## УКАЗАНИЯ К ЗАДАНИЮ:
Продолжите отрывок воспоминаний о допросе и очной ставке в НКВД в 1938 году, начиная сразу после последней приведённой реплики.

## ИСХОДНЫЙ ОТРЫВОК:
□ □ □ □ □ □ □
7 ноября 1938 года меня вызвали из камеры. «Неужели на свободу?», подумал я. Вошел в кабинет к лейтенанту, фамилию которого не помню.

— Ну, что ж, будешь писать или решил не разоружаться? — спросил он.

Я ответил:

— Я никогда не вооружался против партии и Советской власти.

Вынув из ящика стола пистолет, он направил его на меня и сказал:

— Когда тебя будут расстреливать, я тебе одну пулю всажу ниже поясницы, а другую в затылок.

— Это еще видно будет, — ответил я. — У тебя руки дрожать будут.

Когда я боролся с контрреволюцией и бандитизмом, ты еще под столом ползал.

После нашего диалога меня увели в одиночку. В последних числах декабря 1938 года вечером я был доставлен в кабинет начальника секретно-политического отдела НКВД капитана Павлова. Там был и начальник отделения лейтенант Гизатулин, который должен был записывать протокол очной ставки между мною и Банниковым Михаилом Митрофановичем. В кресле за столом сидел Павлов, против него Банников. Я сел на диван у стены, против стола. Началась комедия «очной ставки».

Павлов: Ну-с, начнем. Скажите, Михаил Никифорович, подтверждаете ли вы ваши показания, данные следствию, что Дворкин, бывший начальник уголовного розыска Казахстана, состоял в контрреволюционной организации вместе с вами?

Я смотрю на Банникова, он смотрит на Павлова и отвечает:

— Да, подтверждаю. Об этом мне сказал бывший начальник милиции Казахстана майор Кроль.

И, повернувшись ко мне, говорит:

— Брось ты, Павел, упираться. Ну, было, дадут лет по пять, поработаем в лагерях…

Я не поверил своим ушам. Пристально посмотрев ему в глаза, которые слезились, я ответил:

— Все это выдумано, никакой организации не было, и нигде ни он, ни я не состояли.
□ □ □ □ □ □ □
## ЗАПИСИ:
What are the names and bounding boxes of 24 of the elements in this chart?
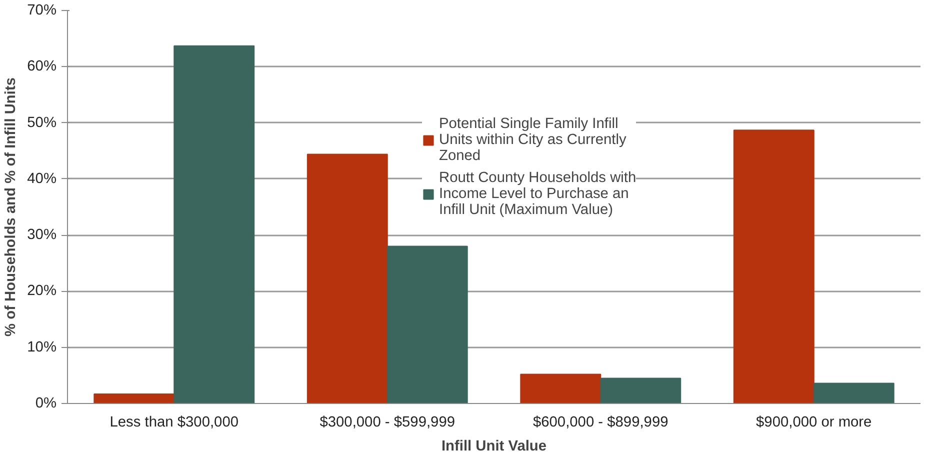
- bar: [94, 393, 175, 404]
- y-tick-label: 60%: [27, 58, 57, 75]
- bar: [386, 246, 468, 404]
- y-tick-label: 10%: [27, 339, 57, 356]
- x-tick-label: $300,000 - $599,999: [320, 414, 456, 430]
- legend-label: Potential Single Family Infill Units within City as Currently Zoned: [439, 116, 626, 164]
- y-tick-label: 20%: [27, 283, 57, 300]
- bar: [520, 374, 602, 404]
- y-tick-label: 70%: [27, 2, 57, 18]
- x-tick-label: $900,000 or more: [756, 414, 872, 430]
- legend-label: Routt County Households with Income Level to Purchase an Infill Unit (Maximum Value): [439, 170, 636, 218]
- y-tick-label: 30%: [27, 227, 57, 244]
- x-tick-label: $600,000 - $899,999: [532, 414, 668, 430]
- y-tick-label: 40%: [27, 170, 57, 187]
- y-tick-label: 0%: [35, 396, 57, 412]
- bar: [306, 154, 388, 404]
- bar: [600, 378, 682, 404]
- bar: [813, 382, 894, 404]
- x-tick-label: Less than $300,000: [110, 414, 239, 430]
- bar: [174, 45, 255, 404]
- y-axis-title: % of Households and % of Infill Units: [3, 78, 20, 336]
- bar: [733, 130, 814, 404]
- y-tick-label: 50%: [27, 114, 57, 131]
- x-axis-title: Infill Unit Value: [441, 438, 547, 454]
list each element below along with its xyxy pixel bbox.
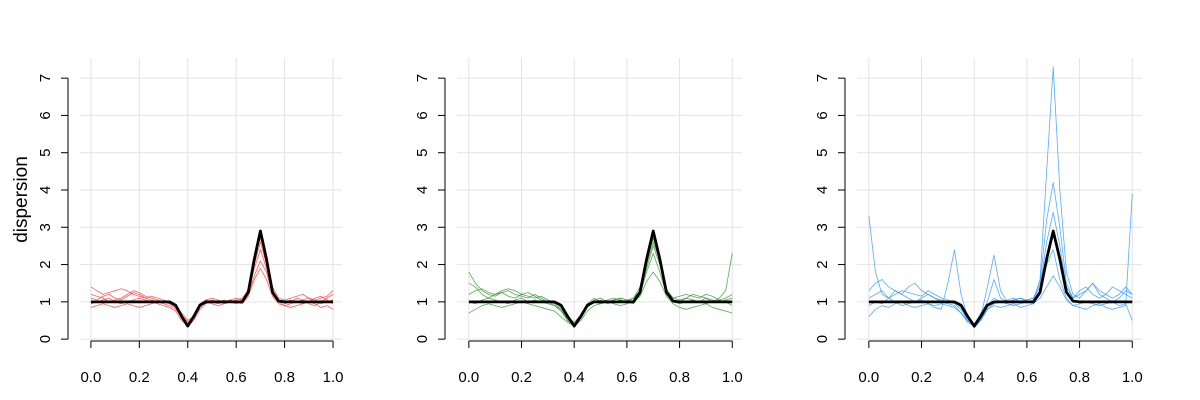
y-axis-label: dispersion <box>11 156 32 243</box>
x-tick-label: 1.0 <box>722 369 743 386</box>
x-tick-label: 0.4 <box>177 369 198 386</box>
x-tick-label: 0.8 <box>669 369 690 386</box>
y-tick-label: 2 <box>414 260 431 268</box>
y-tick-label: 1 <box>37 298 54 306</box>
sample-line <box>468 238 733 325</box>
y-tick-label: 6 <box>814 111 831 119</box>
y-tick-label: 3 <box>814 223 831 231</box>
y-tick-label: 4 <box>814 186 831 194</box>
panel: 0.0 0.2 0.4 0.6 0.8 1.0 0 1 2 3 4 5 6 7 <box>414 58 743 386</box>
x-tick-label: 0.4 <box>964 369 985 386</box>
panel: 0.0 0.2 0.4 0.6 0.8 1.0 0 1 2 3 4 5 6 7 dispersion <box>11 58 343 386</box>
y-tick-label: 6 <box>414 111 431 119</box>
reference-line <box>468 229 733 328</box>
y-tick-label: 6 <box>37 111 54 119</box>
x-tick-label: 0.8 <box>1069 369 1090 386</box>
x-tick-label: 0.8 <box>274 369 295 386</box>
sample-line <box>868 193 1133 329</box>
sample-line <box>468 241 733 323</box>
y-tick-label: 0 <box>414 335 431 343</box>
sample-line <box>90 238 334 321</box>
sample-line <box>90 249 334 325</box>
y-tick-label: 7 <box>814 74 831 82</box>
x-tick-label: 1.0 <box>323 369 344 386</box>
x-tick-label: 0.0 <box>80 369 101 386</box>
x-tick-label: 0.2 <box>129 369 150 386</box>
y-tick-label: 2 <box>37 260 54 268</box>
y-tick-label: 7 <box>37 74 54 82</box>
y-tick-label: 3 <box>37 223 54 231</box>
y-tick-label: 2 <box>814 260 831 268</box>
sample-line <box>468 271 733 327</box>
reference-line <box>868 229 1133 328</box>
sample-line <box>90 260 334 323</box>
reference-line <box>90 229 334 328</box>
y-tick-label: 0 <box>814 335 831 343</box>
sample-line <box>468 245 733 327</box>
x-tick-label: 0.2 <box>911 369 932 386</box>
x-tick-label: 0.6 <box>1016 369 1037 386</box>
sample-line <box>90 241 334 325</box>
sample-line <box>868 211 1133 325</box>
sample-line <box>90 267 334 327</box>
y-tick-label: 1 <box>814 298 831 306</box>
x-tick-label: 0.0 <box>458 369 479 386</box>
y-tick-label: 5 <box>414 149 431 157</box>
y-tick-label: 5 <box>814 149 831 157</box>
x-tick-label: 0.4 <box>564 369 585 386</box>
y-tick-label: 1 <box>414 298 431 306</box>
y-tick-label: 3 <box>414 223 431 231</box>
x-tick-label: 0.2 <box>511 369 532 386</box>
x-tick-label: 1.0 <box>1122 369 1143 386</box>
y-tick-label: 5 <box>37 149 54 157</box>
x-tick-label: 0.6 <box>226 369 247 386</box>
y-tick-label: 0 <box>37 335 54 343</box>
y-tick-label: 4 <box>37 186 54 194</box>
x-tick-label: 0.6 <box>616 369 637 386</box>
x-tick-label: 0.0 <box>858 369 879 386</box>
y-tick-label: 4 <box>414 186 431 194</box>
y-tick-label: 7 <box>414 74 431 82</box>
panel: 0.0 0.2 0.4 0.6 0.8 1.0 0 1 2 3 4 5 6 7 <box>814 58 1143 386</box>
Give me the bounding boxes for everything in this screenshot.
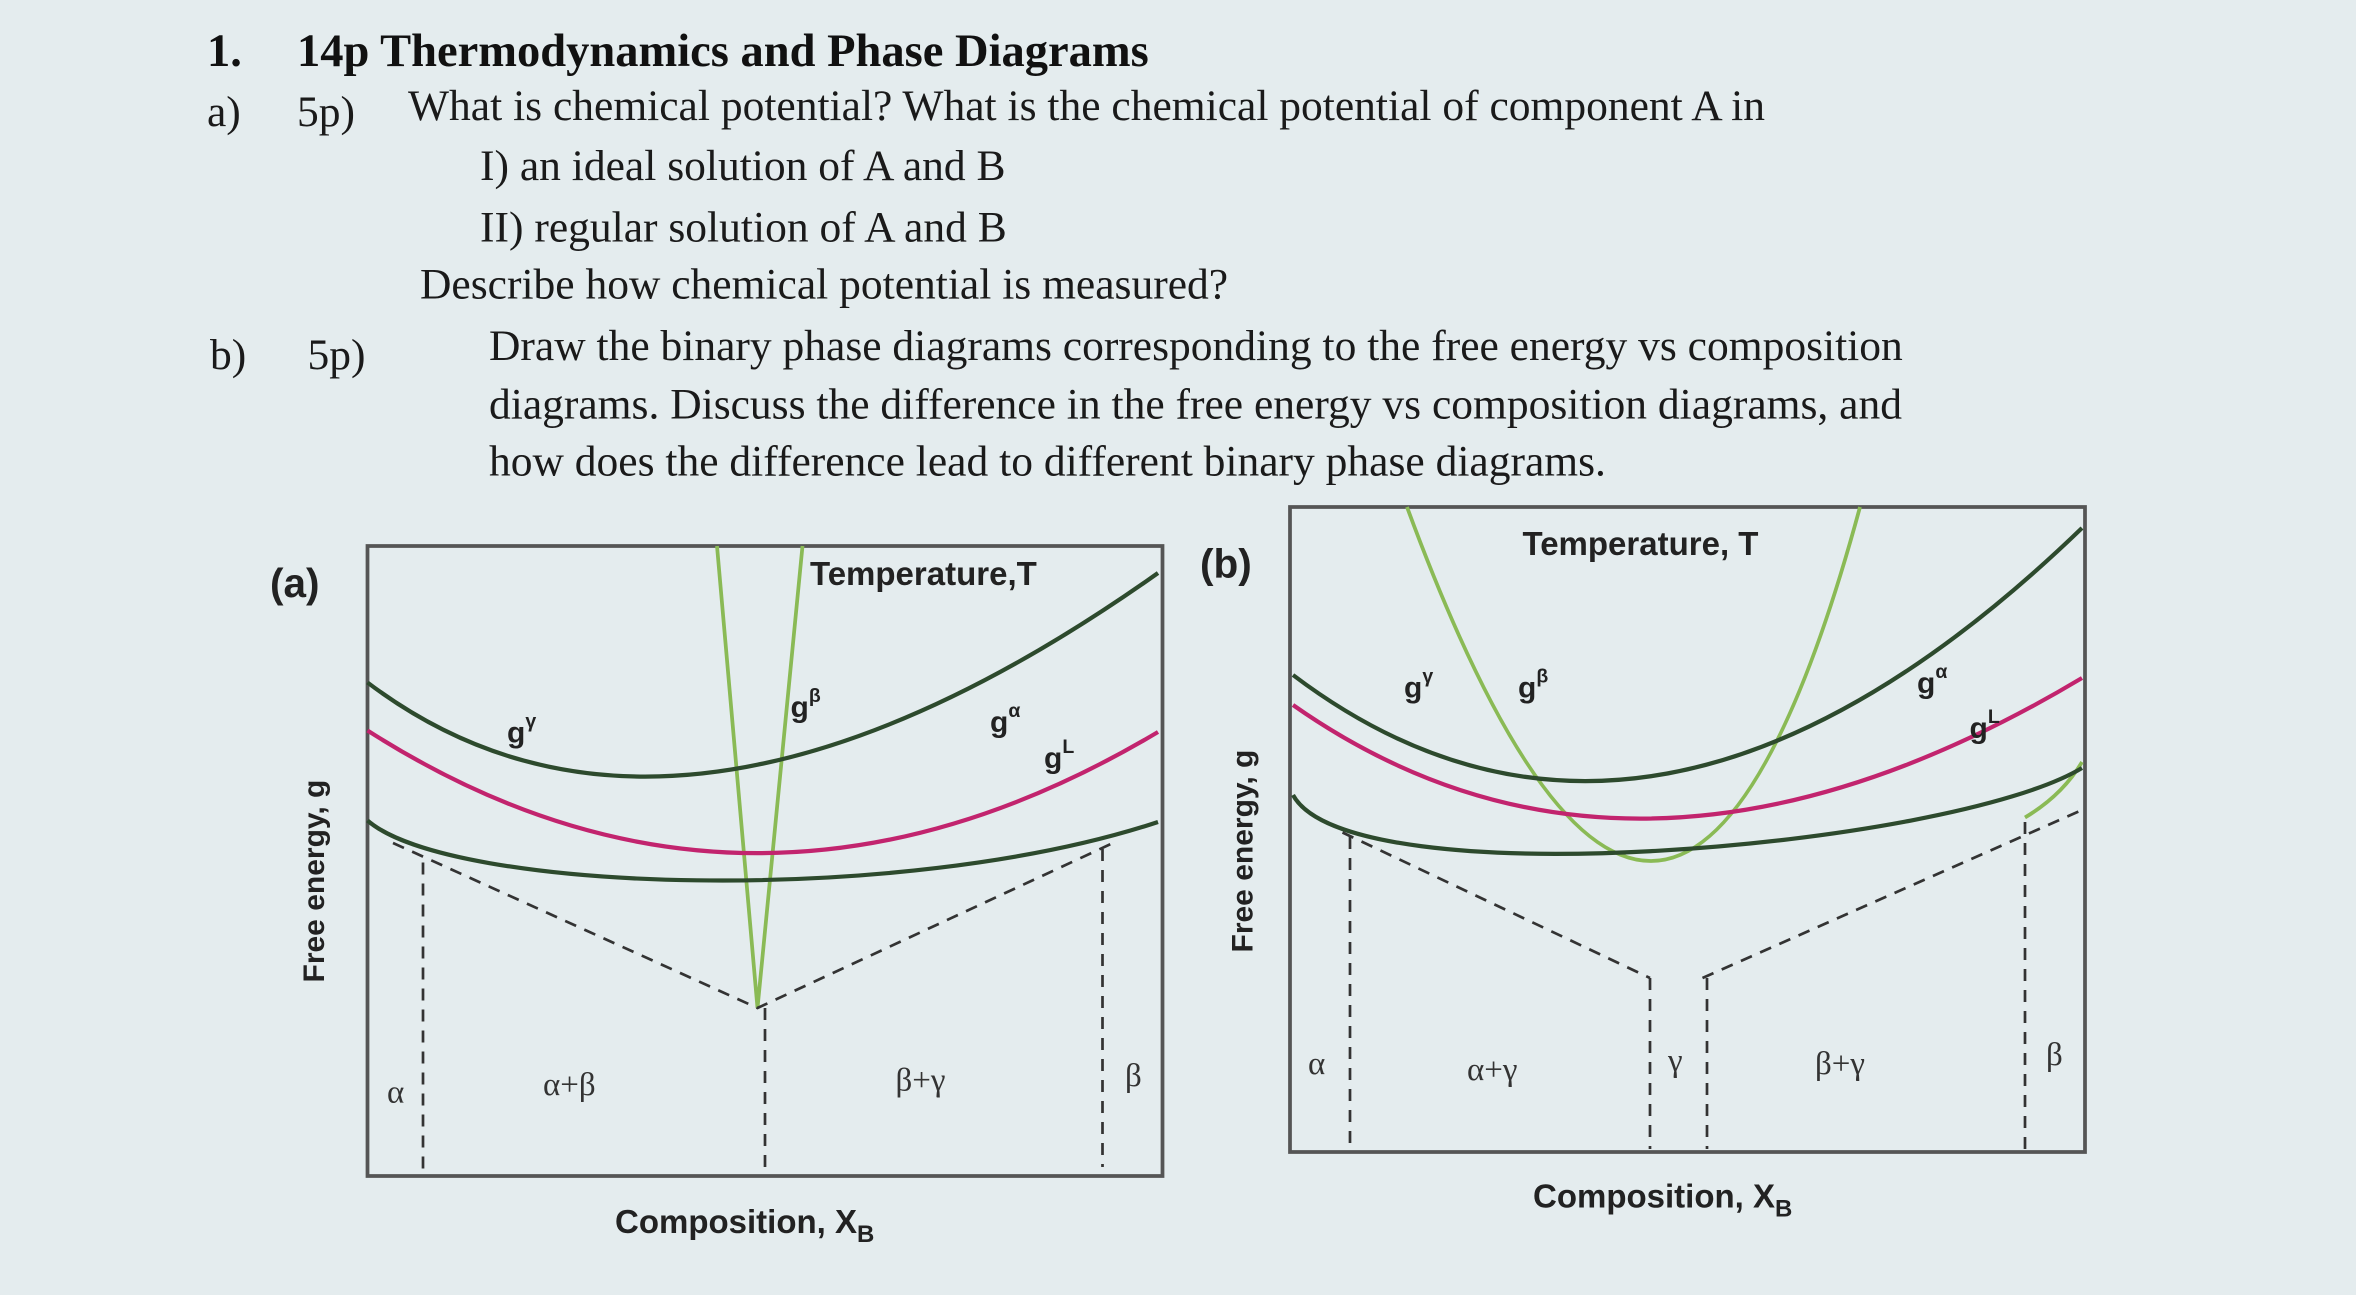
label-sup: L: [1988, 706, 2000, 728]
curve-label: gβ: [791, 685, 821, 724]
question-line: Describe how chemical potential is measu…: [420, 261, 1228, 309]
part-points: 5p): [308, 331, 366, 379]
phase-label: γ: [1667, 1043, 1683, 1079]
phase-label: β+γ: [1815, 1046, 1865, 1082]
phase-boundary: [421, 849, 1104, 1173]
axis-title: Temperature, T: [1523, 525, 1759, 562]
x-axis-subscript: B: [857, 1221, 874, 1248]
curve-label: gα: [990, 700, 1020, 739]
figure-a: (a) Temperature,T Free energy, g Composi…: [270, 544, 1165, 1248]
question-line: Draw the binary phase diagrams correspon…: [489, 322, 1903, 370]
x-axis-title: Composition, XB: [615, 1203, 874, 1248]
phase-label: α: [387, 1075, 404, 1111]
part-points: 5p): [297, 88, 355, 136]
label-sup: L: [1062, 736, 1074, 758]
question-line: What is chemical potential? What is the …: [408, 82, 1765, 130]
curve-label: gL: [1044, 736, 1074, 775]
question-line: how does the difference lead to differen…: [489, 438, 1606, 486]
curve-label: gγ: [1404, 666, 1433, 705]
phase-label: β: [2046, 1037, 2063, 1073]
curve-g-liquid: [366, 728, 1160, 856]
y-axis-title: Free energy, g: [298, 780, 331, 983]
question-line: II) regular solution of A and B: [480, 204, 1007, 252]
phase-label: α: [1308, 1046, 1325, 1082]
question-line: diagrams. Discuss the difference in the …: [489, 381, 1902, 429]
phase-label: α+γ: [1467, 1052, 1517, 1088]
question-line: I) an ideal solution of A and B: [480, 142, 1006, 190]
x-axis-text: Composition, X: [1533, 1178, 1775, 1215]
phase-boundary: [1348, 822, 2027, 1149]
label-base: g: [791, 691, 809, 724]
label-sup: β: [809, 685, 821, 707]
label-sup: γ: [525, 711, 536, 733]
label-sup: γ: [1422, 666, 1433, 688]
part-label: a): [207, 88, 241, 136]
phase-label: α+β: [543, 1067, 596, 1103]
label-base: g: [1404, 672, 1422, 705]
part-label: b): [210, 331, 246, 379]
curve-label: gβ: [1518, 666, 1548, 705]
figure-b: (b) Temperature, T Free energy, g Compos…: [1200, 505, 2087, 1223]
curve-lower: [1291, 766, 2084, 856]
plot-frame: [365, 544, 1165, 1178]
x-axis-subscript: B: [1775, 1196, 1792, 1223]
curve-g-gamma-alpha: [1291, 526, 2084, 784]
question-number: 1.: [207, 26, 242, 77]
curve-label: gγ: [507, 711, 536, 750]
content: 1. 14p Thermodynamics and Phase Diagrams…: [207, 26, 2087, 1248]
figure-label: (a): [270, 560, 320, 606]
x-axis-title: Composition, XB: [1533, 1178, 1792, 1223]
curve-label: gα: [1917, 661, 1947, 700]
common-tangent: [1341, 808, 2083, 980]
curve-g-beta: [715, 545, 805, 1009]
curve-g-beta: [1405, 506, 1862, 863]
plot-frame: [1288, 505, 2087, 1154]
label-base: g: [1970, 712, 1988, 745]
label-base: g: [1044, 742, 1062, 775]
label-base: g: [1917, 667, 1935, 700]
x-axis-text: Composition, X: [615, 1203, 857, 1240]
figure-label: (b): [1200, 541, 1252, 587]
label-sup: α: [1008, 700, 1020, 722]
label-base: g: [507, 717, 525, 750]
label-base: g: [990, 706, 1008, 739]
phase-label: β+γ: [896, 1063, 946, 1099]
axis-title: Temperature,T: [810, 555, 1037, 592]
phase-label: β: [1125, 1058, 1142, 1094]
curve-g-liquid: [1291, 676, 2084, 821]
curve-lower: [366, 818, 1159, 883]
curve-g-gamma-alpha: [366, 571, 1160, 779]
y-axis-title: Free energy, g: [1227, 750, 1260, 953]
label-sup: α: [1935, 661, 1947, 683]
question-title: 14p Thermodynamics and Phase Diagrams: [297, 26, 1149, 77]
label-sup: β: [1536, 666, 1548, 688]
curve-label: gL: [1970, 706, 2000, 745]
label-base: g: [1518, 672, 1536, 705]
common-tangent: [392, 841, 1114, 1010]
□ □ □ □ □ □ □
## ИТОГОВЫЙ ОТВЕТ:
Банникова увели. Протокол очной ставки подписан не был. Ушел начальник отделения. Я остался с глазу на глаз с Павловым. Он предложил мне пересесть в кресло, на котором сидел Банников. Сам сел против меня и сказал:

— Все признались, кроме тебя одного. Стоит тебе рассказать, как будешь возвращен к своей семье. Если же будешь упорствовать, расстреляют. Подумай.

Я ответил ему:

— Клеветать не буду, не могу — ни на себя, ни на других.

Ввели начальника наружной службы Сулинова Василия Васильевича. Те же разговоры, что и с Банниковым, и с тем же результатом.

Меня ввели в одиночку.

Назавтра вызывает следователь Максимов.

— Ну, вот, Дворкин, — говорит он, — подумай. Не будешь говорить, арестуем жену, а девочек твоих сдадим в детдом.

— Делайте, что хотите, но клеветать я ни на кого не буду, — ответил я.

Меня увели.

Не могу не описать, как меня допрашивал молодой практикант казах. На ночь таких практикантов оставляли с арестованными для того, чтобы они не давали тем спать и задавали только один вопрос:

— Ну, как, писать будешь?

Мой ночной страж смущался своей роли, как-то себя неловко чувствовал, зная, что перед ним бывший начальник уголовного розыска. Он терялся в форме обращения, то говорил мне «товарищ Дворкин», то, спохватившись, что он совершил непростительный, смертный грех, называл меня по имени и отчеству. Вот происходивший между нами диалог, смахивающий на анекдот:

— Ну, как, товарищ. фу, ты, Павел Соломонович, писать будешь? Улыбаясь, я отвечаю:

— Не о чем писать.

— Ну, как не о чем, ты школу милиции ходил?

— Ходил, — отвечаю.

— Это ты восстание хотел сделать, почта, радио, телеграф захватить хотел?

— Глупости, — отвечаю, — все это провокация.

— Ну, тогда не знаю.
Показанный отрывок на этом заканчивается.